WHAT THE EXERCISE ASKS -> Extract all lines containing "制程异常报告".

RECORD EXTRACTS ->
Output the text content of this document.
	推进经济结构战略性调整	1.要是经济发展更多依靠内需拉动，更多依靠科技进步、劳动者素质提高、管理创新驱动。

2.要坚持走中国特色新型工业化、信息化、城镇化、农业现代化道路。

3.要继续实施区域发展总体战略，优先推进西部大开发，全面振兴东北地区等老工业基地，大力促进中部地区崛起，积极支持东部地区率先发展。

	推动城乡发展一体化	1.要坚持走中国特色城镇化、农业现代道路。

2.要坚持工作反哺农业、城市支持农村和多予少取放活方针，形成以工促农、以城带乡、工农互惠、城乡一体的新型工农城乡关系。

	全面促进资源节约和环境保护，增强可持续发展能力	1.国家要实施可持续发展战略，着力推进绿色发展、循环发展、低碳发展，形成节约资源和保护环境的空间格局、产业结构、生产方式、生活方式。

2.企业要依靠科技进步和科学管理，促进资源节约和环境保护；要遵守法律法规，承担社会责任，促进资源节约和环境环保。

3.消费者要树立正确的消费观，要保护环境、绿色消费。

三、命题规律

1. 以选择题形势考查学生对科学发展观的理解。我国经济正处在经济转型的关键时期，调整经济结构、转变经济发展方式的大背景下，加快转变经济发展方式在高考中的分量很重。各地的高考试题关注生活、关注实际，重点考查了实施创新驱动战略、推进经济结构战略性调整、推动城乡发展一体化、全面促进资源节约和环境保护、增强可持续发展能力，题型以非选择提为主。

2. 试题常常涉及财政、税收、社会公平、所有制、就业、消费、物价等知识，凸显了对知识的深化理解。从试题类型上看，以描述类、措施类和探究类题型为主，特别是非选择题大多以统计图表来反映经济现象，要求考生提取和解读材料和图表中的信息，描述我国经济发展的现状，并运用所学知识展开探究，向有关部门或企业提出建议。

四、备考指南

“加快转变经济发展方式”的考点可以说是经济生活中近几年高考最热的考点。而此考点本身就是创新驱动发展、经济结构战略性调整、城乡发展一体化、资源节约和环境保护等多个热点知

...

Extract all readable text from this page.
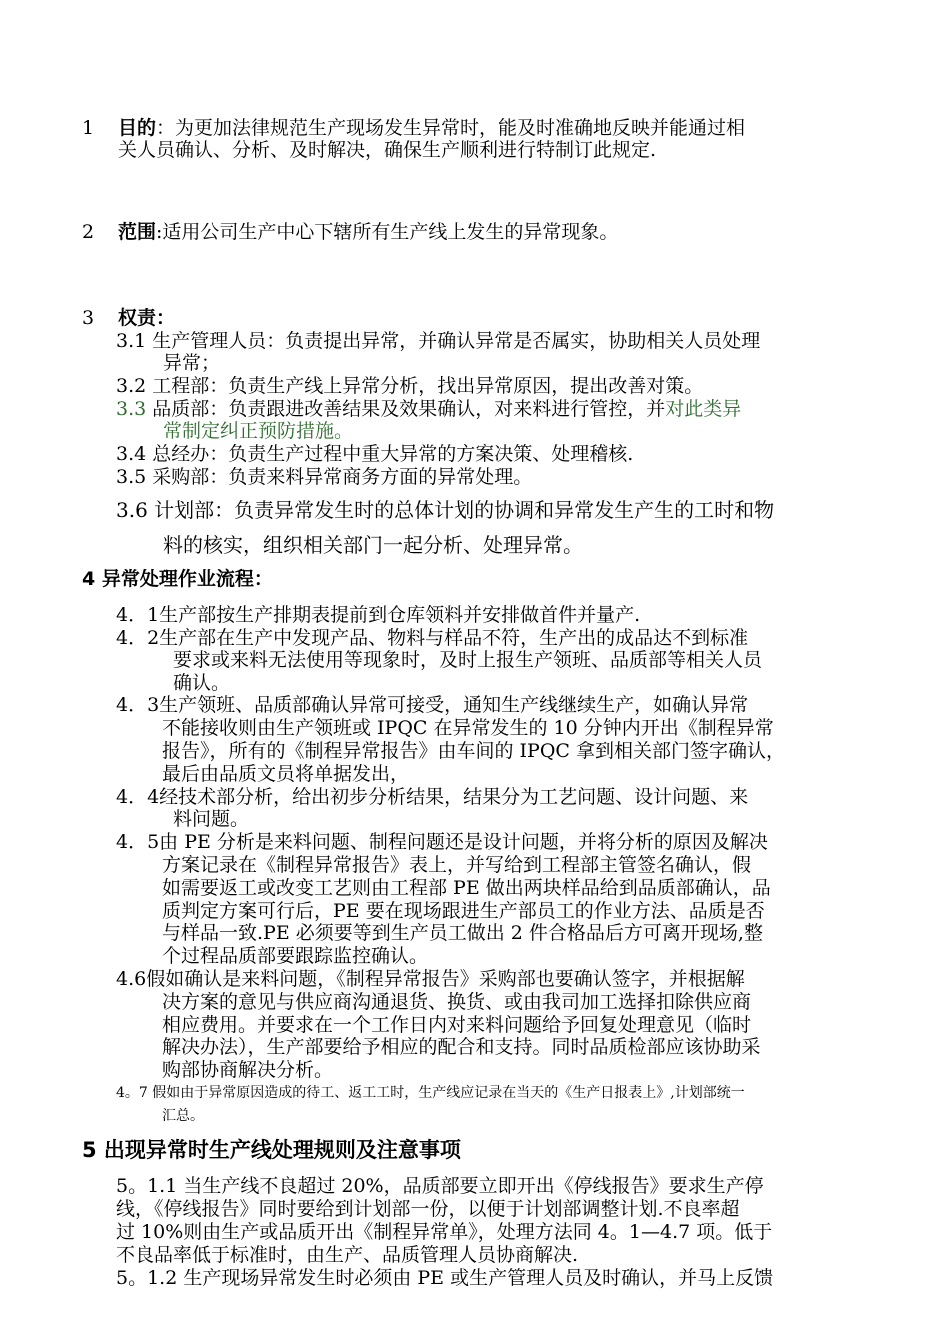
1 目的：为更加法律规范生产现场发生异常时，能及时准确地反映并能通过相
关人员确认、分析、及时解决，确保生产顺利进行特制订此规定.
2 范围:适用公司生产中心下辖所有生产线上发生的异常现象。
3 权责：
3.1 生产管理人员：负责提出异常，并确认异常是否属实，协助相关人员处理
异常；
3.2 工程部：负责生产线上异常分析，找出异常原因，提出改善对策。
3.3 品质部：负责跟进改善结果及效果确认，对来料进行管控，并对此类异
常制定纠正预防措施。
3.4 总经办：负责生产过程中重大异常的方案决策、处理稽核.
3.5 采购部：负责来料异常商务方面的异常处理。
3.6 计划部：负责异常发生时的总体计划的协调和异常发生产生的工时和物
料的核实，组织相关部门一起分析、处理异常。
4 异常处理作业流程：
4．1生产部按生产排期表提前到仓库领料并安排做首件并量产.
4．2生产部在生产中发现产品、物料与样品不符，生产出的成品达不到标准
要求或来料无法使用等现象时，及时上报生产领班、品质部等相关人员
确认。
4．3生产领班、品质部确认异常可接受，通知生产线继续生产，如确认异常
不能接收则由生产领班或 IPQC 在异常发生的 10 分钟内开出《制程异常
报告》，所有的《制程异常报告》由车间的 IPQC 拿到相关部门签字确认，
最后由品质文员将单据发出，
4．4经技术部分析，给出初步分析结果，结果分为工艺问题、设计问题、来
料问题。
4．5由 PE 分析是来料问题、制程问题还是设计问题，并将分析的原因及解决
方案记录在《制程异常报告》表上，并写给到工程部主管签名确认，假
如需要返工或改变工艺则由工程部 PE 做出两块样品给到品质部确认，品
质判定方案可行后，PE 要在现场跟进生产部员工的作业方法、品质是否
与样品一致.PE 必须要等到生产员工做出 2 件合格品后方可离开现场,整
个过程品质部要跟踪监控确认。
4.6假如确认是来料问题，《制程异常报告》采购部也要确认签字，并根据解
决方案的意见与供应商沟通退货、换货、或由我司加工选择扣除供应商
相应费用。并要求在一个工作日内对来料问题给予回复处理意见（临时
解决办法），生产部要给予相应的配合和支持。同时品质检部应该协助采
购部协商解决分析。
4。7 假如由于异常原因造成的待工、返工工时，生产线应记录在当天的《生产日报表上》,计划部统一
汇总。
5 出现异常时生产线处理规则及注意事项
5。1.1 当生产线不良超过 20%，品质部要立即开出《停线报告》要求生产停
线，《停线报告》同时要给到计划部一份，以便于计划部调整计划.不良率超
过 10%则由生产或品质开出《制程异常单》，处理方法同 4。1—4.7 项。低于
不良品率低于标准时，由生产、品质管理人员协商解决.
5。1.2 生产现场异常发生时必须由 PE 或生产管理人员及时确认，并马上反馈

==

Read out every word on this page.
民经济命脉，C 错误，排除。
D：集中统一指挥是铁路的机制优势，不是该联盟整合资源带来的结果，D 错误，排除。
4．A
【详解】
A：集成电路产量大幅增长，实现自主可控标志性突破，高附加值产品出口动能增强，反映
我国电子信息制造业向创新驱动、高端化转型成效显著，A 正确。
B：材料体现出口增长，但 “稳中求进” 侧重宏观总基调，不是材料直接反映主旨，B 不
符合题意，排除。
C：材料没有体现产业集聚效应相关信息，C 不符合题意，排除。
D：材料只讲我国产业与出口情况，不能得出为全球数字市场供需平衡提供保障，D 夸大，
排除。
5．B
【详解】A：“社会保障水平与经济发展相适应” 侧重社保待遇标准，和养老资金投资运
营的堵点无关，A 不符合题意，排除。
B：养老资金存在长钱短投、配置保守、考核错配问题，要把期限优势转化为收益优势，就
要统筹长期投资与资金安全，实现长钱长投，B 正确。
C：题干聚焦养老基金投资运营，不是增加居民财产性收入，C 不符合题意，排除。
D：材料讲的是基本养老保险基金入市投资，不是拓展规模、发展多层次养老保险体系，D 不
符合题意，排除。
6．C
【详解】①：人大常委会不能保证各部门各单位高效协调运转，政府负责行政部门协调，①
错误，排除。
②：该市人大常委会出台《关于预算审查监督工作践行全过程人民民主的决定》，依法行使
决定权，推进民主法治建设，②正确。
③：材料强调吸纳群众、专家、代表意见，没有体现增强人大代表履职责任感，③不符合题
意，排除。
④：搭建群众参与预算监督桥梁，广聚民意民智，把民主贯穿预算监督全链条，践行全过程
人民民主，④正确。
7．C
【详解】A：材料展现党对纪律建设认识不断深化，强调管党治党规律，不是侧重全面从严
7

TASK RESPONSE ->
报告》，所有的《制程异常报告》由车间的 IPQC 拿到相关部门签字确认，
方案记录在《制程异常报告》表上，并写给到工程部主管签名确认，假
4.6假如确认是来料问题，《制程异常报告》采购部也要确认签字，并根据解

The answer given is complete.